====== DATA ENTRIES ======
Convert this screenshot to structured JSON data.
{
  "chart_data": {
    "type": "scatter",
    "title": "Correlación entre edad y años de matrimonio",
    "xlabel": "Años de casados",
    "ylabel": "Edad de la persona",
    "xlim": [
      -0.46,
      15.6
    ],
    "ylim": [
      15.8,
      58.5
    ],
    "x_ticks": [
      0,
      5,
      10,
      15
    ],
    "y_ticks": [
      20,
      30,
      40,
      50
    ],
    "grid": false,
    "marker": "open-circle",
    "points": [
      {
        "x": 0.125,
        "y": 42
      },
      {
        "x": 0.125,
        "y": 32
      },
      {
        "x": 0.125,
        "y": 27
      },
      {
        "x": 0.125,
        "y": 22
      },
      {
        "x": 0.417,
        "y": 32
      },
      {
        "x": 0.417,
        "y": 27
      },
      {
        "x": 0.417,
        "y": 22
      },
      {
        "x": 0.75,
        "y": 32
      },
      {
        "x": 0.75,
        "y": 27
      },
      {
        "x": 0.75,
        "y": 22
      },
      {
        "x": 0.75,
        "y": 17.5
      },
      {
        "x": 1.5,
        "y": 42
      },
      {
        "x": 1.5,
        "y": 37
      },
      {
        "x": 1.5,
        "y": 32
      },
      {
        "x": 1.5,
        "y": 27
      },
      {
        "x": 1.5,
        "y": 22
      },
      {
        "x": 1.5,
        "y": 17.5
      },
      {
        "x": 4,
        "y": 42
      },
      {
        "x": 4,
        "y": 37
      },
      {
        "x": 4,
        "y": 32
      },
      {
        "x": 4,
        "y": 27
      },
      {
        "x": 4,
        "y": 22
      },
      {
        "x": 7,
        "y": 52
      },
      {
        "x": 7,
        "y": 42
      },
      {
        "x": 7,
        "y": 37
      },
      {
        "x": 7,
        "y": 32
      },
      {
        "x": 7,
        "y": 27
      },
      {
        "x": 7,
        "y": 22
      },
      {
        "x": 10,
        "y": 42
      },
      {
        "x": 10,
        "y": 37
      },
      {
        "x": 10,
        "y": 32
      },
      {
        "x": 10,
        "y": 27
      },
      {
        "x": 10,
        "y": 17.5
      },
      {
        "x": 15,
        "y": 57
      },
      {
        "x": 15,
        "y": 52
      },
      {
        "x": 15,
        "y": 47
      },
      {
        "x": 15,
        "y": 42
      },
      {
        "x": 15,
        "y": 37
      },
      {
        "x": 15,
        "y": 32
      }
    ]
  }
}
======
**GIVEN EXERCISE:** Retype the material in full. Each word must match.

**WORKED ANSWER:**
Convert this screenshot to structured JSON data.
{
  "chart_data": {
    "type": "scatter",
    "title": "Correlación entre edad y años de matrimonio",
    "xlabel": "Años de casados",
    "ylabel": "Edad de la persona",
    "xlim": [
      -0.46,
      15.6
    ],
    "ylim": [
      15.8,
      58.5
    ],
    "x_ticks": [
      0,
      5,
      10,
      15
    ],
    "y_ticks": [
      20,
      30,
      40,
      50
    ],
    "grid": false,
    "marker": "open-circle",
    "points": [
      {
        "x": 0.125,
        "y": 42
      },
      {
        "x": 0.125,
        "y": 32
      },
      {
        "x": 0.125,
        "y": 27
      },
      {
        "x": 0.125,
        "y": 22
      },
      {
        "x": 0.417,
        "y": 32
      },
      {
        "x": 0.417,
        "y": 27
      },
      {
        "x": 0.417,
        "y": 22
      },
      {
        "x": 0.75,
        "y": 32
      },
      {
        "x": 0.75,
        "y": 27
      },
      {
        "x": 0.75,
        "y": 22
      },
      {
        "x": 0.75,
        "y": 17.5
      },
      {
        "x": 1.5,
        "y": 42
      },
      {
        "x": 1.5,
        "y": 37
      },
      {
        "x": 1.5,
        "y": 32
      },
      {
        "x": 1.5,
        "y": 27
      },
      {
        "x": 1.5,
        "y": 22
      },
      {
        "x": 1.5,
        "y": 17.5
      },
      {
        "x": 4,
        "y": 42
      },
      {
        "x": 4,
        "y": 37
      },
      {
        "x": 4,
        "y": 32
      },
      {
        "x": 4,
        "y": 27
      },
      {
        "x": 4,
        "y": 22
      },
      {
        "x": 7,
        "y": 52
      },
      {
        "x": 7,
        "y": 42
      },
      {
        "x": 7,
        "y": 37
      },
      {
        "x": 7,
        "y": 32
      },
      {
        "x": 7,
        "y": 27
      },
      {
        "x": 7,
        "y": 22
      },
      {
        "x": 10,
        "y": 42
      },
      {
        "x": 10,
        "y": 37
      },
      {
        "x": 10,
        "y": 32
      },
      {
        "x": 10,
        "y": 27
      },
      {
        "x": 10,
        "y": 17.5
      },
      {
        "x": 15,
        "y": 57
      },
      {
        "x": 15,
        "y": 52
      },
      {
        "x": 15,
        "y": 47
      },
      {
        "x": 15,
        "y": 42
      },
      {
        "x": 15,
        "y": 37
      },
      {
        "x": 15,
        "y": 32
      }
    ]
  }
}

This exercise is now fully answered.